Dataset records
—————

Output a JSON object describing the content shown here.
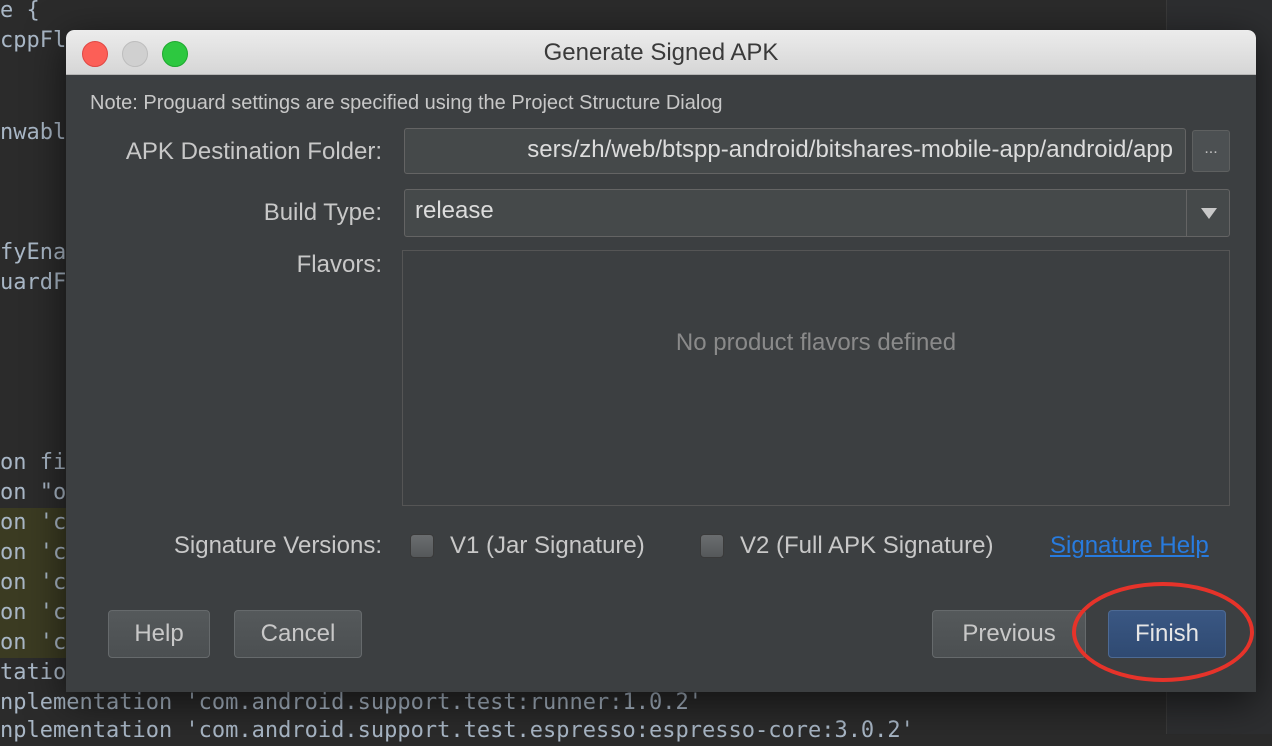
{
  "editor": {
    "lines": [
      "e {",
      "cppFla",
      "",
      "",
      "nwable",
      "",
      "",
      "",
      "fyEnab",
      "uardFi",
      "",
      "",
      "",
      "",
      "",
      "on fi",
      "on \"o",
      "on 'co",
      "on 'co",
      "on 'co",
      "on 'co",
      "on 'co",
      "tation",
      "nplementation 'com.android.support.test:runner:1.0.2'",
      "nplementation 'com.android.support.test.espresso:espresso-core:3.0.2'"
    ]
  },
  "dialog": {
    "title": "Generate Signed APK",
    "note": "Note: Proguard settings are specified using the Project Structure Dialog",
    "apk_destination_label": "APK Destination Folder:",
    "apk_destination_value": "sers/zh/web/btspp-android/bitshares-mobile-app/android/app",
    "browse_label": "...",
    "build_type_label": "Build Type:",
    "build_type_value": "release",
    "flavors_label": "Flavors:",
    "flavors_empty": "No product flavors defined",
    "signature_versions_label": "Signature Versions:",
    "v1_label": "V1 (Jar Signature)",
    "v2_label": "V2 (Full APK Signature)",
    "v1_checked": false,
    "v2_checked": false,
    "signature_help_link": "Signature Help",
    "buttons": {
      "help": "Help",
      "cancel": "Cancel",
      "previous": "Previous",
      "finish": "Finish"
    }
  },
  "colors": {
    "dialog_bg": "#3c3f41",
    "finish_button": "#2f4a72",
    "link": "#287bde",
    "annotation": "#e6332a"
  }
}
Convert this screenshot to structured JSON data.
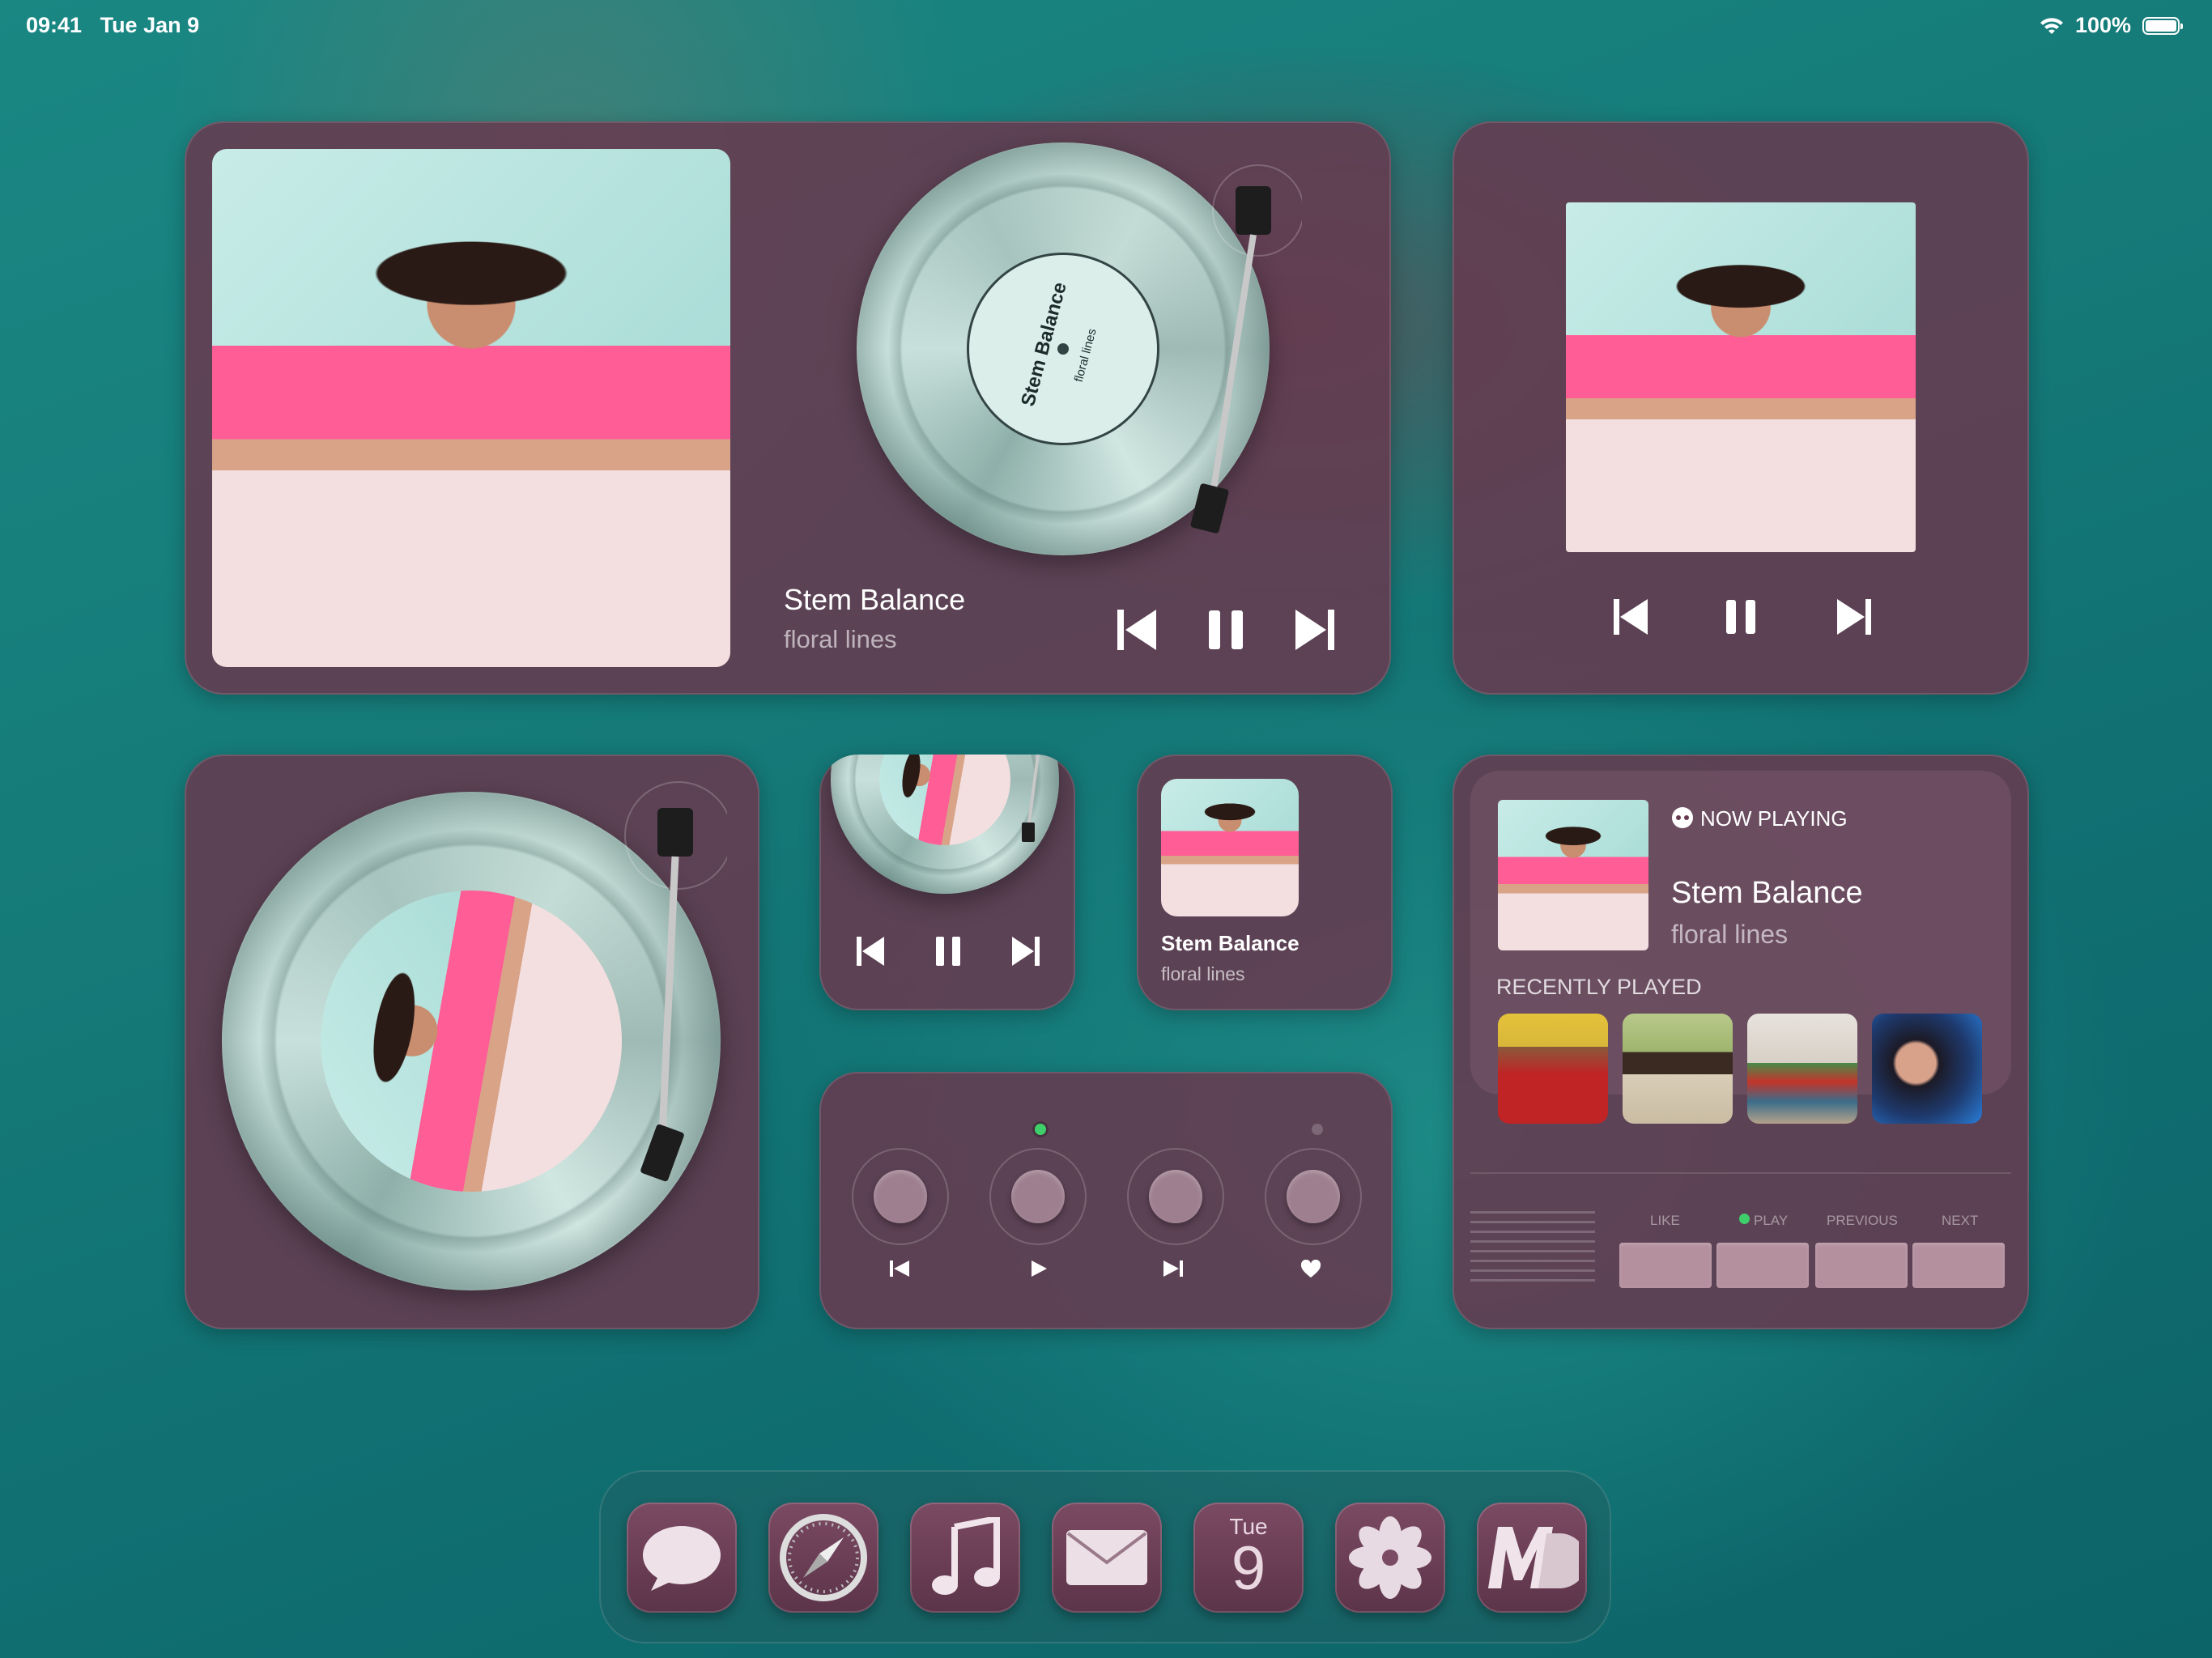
{
  "status_bar": {
    "time": "09:41",
    "date": "Tue Jan 9",
    "battery": "100%",
    "battery_level": 1.0
  },
  "track": {
    "title": "Stem Balance",
    "artist": "floral lines"
  },
  "record_label": {
    "title": "Stem Balance",
    "artist": "floral lines"
  },
  "now_playing_widget": {
    "header": "NOW PLAYING",
    "title": "Stem Balance",
    "artist": "floral lines",
    "recent_header": "RECENTLY PLAYED"
  },
  "control_widget": {
    "labels": {
      "like": "LIKE",
      "play": "PLAY",
      "previous": "PREVIOUS",
      "next": "NEXT"
    }
  },
  "dock": {
    "calendar_day": "Tue",
    "calendar_date": "9",
    "apps": [
      "messages-icon",
      "safari-icon",
      "music-icon",
      "mail-icon",
      "calendar-icon",
      "photos-icon",
      "md-icon"
    ]
  },
  "colors": {
    "widget_bg": "#663a50",
    "accent_green": "#3ecf6a",
    "wallpaper": "#157a78",
    "pink": "#ff5d96"
  }
}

—————

Print the complete listing exactly, apart from any pictures.

Output a JSON object describing the content shown here.
{
  "editor": {
    "lines": [
      "e {",
      "cppFla",
      "",
      "",
      "nwable",
      "",
      "",
      "",
      "fyEnab",
      "uardFi",
      "",
      "",
      "",
      "",
      "",
      "on fi",
      "on \"o",
      "on 'co",
      "on 'co",
      "on 'co",
      "on 'co",
      "on 'co",
      "tation",
      "nplementation 'com.android.support.test:runner:1.0.2'",
      "nplementation 'com.android.support.test.espresso:espresso-core:3.0.2'"
    ]
  },
  "dialog": {
    "title": "Generate Signed APK",
    "note": "Note: Proguard settings are specified using the Project Structure Dialog",
    "apk_destination_label": "APK Destination Folder:",
    "apk_destination_value": "sers/zh/web/btspp-android/bitshares-mobile-app/android/app",
    "browse_label": "...",
    "build_type_label": "Build Type:",
    "build_type_value": "release",
    "flavors_label": "Flavors:",
    "flavors_empty": "No product flavors defined",
    "signature_versions_label": "Signature Versions:",
    "v1_label": "V1 (Jar Signature)",
    "v2_label": "V2 (Full APK Signature)",
    "v1_checked": false,
    "v2_checked": false,
    "signature_help_link": "Signature Help",
    "buttons": {
      "help": "Help",
      "cancel": "Cancel",
      "previous": "Previous",
      "finish": "Finish"
    }
  },
  "colors": {
    "dialog_bg": "#3c3f41",
    "finish_button": "#2f4a72",
    "link": "#287bde",
    "annotation": "#e6332a"
  }
}
Convert this screenshot to structured JSON data.
{
  "status_bar": {
    "time": "09:41",
    "date": "Tue Jan 9",
    "battery": "100%",
    "battery_level": 1.0
  },
  "track": {
    "title": "Stem Balance",
    "artist": "floral lines"
  },
  "record_label": {
    "title": "Stem Balance",
    "artist": "floral lines"
  },
  "now_playing_widget": {
    "header": "NOW PLAYING",
    "title": "Stem Balance",
    "artist": "floral lines",
    "recent_header": "RECENTLY PLAYED"
  },
  "control_widget": {
    "labels": {
      "like": "LIKE",
      "play": "PLAY",
      "previous": "PREVIOUS",
      "next": "NEXT"
    }
  },
  "dock": {
    "calendar_day": "Tue",
    "calendar_date": "9",
    "apps": [
      "messages-icon",
      "safari-icon",
      "music-icon",
      "mail-icon",
      "calendar-icon",
      "photos-icon",
      "md-icon"
    ]
  },
  "colors": {
    "widget_bg": "#663a50",
    "accent_green": "#3ecf6a",
    "wallpaper": "#157a78",
    "pink": "#ff5d96"
  }
}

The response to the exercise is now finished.